Provide the number of lines containing the word "title", and nothing else.

# Start of INPUT MATERIAL

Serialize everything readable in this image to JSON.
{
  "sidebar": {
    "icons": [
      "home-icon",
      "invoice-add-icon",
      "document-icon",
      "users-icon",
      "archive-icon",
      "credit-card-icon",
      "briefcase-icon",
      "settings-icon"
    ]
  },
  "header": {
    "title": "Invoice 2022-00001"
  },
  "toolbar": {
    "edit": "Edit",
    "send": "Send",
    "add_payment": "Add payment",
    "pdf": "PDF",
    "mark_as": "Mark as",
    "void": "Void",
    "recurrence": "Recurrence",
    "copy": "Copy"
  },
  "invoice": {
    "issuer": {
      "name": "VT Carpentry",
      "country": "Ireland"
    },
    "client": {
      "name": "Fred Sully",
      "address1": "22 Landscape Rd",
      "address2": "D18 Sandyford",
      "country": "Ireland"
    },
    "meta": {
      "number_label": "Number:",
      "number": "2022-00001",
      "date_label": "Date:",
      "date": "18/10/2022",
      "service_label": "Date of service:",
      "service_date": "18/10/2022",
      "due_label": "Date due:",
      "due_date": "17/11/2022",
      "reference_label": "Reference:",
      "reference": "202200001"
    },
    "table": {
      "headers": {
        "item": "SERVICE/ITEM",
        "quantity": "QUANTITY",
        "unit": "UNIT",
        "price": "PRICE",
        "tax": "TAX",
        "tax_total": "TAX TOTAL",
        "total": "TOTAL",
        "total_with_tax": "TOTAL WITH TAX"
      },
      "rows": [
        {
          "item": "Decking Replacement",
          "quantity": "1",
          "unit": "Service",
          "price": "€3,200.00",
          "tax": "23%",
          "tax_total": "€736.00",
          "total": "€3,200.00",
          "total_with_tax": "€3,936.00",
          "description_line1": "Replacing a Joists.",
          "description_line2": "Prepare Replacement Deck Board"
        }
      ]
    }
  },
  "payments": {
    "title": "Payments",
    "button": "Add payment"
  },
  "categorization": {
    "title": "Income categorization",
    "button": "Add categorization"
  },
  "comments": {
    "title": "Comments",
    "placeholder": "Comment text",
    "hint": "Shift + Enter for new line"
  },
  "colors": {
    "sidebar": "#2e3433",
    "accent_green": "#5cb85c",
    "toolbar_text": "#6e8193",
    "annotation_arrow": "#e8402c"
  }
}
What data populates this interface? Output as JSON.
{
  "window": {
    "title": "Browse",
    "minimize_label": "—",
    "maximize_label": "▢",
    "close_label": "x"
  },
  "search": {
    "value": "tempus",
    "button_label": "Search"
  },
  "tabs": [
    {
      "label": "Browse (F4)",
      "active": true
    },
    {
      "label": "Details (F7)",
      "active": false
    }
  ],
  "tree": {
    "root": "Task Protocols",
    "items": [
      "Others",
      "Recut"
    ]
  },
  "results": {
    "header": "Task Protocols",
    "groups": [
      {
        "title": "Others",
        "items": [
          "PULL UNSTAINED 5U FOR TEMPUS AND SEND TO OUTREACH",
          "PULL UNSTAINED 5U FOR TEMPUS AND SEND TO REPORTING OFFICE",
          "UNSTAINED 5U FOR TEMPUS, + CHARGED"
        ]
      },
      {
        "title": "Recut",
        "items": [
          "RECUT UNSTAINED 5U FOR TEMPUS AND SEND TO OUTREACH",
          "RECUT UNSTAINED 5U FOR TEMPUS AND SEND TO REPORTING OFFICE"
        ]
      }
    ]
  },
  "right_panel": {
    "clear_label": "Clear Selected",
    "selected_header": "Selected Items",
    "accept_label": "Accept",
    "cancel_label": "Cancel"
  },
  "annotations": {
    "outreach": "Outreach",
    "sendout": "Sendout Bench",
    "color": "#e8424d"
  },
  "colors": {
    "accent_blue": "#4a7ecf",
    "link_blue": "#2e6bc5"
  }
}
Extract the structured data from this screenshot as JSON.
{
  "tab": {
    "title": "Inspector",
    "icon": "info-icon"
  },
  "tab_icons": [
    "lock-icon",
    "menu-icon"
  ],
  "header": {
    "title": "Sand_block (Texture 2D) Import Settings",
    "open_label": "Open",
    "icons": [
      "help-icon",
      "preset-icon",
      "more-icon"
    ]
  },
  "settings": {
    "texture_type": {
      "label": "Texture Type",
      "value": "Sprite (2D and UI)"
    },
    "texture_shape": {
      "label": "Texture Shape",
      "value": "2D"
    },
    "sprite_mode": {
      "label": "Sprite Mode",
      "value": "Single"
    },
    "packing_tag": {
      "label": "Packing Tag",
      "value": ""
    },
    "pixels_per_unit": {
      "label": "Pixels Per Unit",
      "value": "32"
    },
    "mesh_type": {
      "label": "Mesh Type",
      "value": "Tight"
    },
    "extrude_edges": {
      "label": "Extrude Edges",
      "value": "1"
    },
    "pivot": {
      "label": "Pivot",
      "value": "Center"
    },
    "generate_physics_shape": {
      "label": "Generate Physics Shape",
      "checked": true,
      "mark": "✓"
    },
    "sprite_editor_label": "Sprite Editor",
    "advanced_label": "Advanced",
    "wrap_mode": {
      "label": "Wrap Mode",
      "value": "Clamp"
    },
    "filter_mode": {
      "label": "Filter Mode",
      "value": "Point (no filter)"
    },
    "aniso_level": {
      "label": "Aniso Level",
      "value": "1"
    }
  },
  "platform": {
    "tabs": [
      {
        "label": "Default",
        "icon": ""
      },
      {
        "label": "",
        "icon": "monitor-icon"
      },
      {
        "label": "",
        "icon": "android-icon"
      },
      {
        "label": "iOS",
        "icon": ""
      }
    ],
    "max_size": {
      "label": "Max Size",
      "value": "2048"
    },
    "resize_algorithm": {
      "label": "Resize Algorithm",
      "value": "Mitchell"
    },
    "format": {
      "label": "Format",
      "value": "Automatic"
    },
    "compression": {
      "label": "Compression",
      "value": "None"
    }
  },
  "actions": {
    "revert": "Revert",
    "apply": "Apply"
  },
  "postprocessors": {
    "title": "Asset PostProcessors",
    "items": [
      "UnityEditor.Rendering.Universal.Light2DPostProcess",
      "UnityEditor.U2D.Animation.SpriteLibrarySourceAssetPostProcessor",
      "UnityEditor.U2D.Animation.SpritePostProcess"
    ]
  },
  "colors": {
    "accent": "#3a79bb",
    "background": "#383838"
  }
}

# End of INPUT MATERIAL

* REPLY
10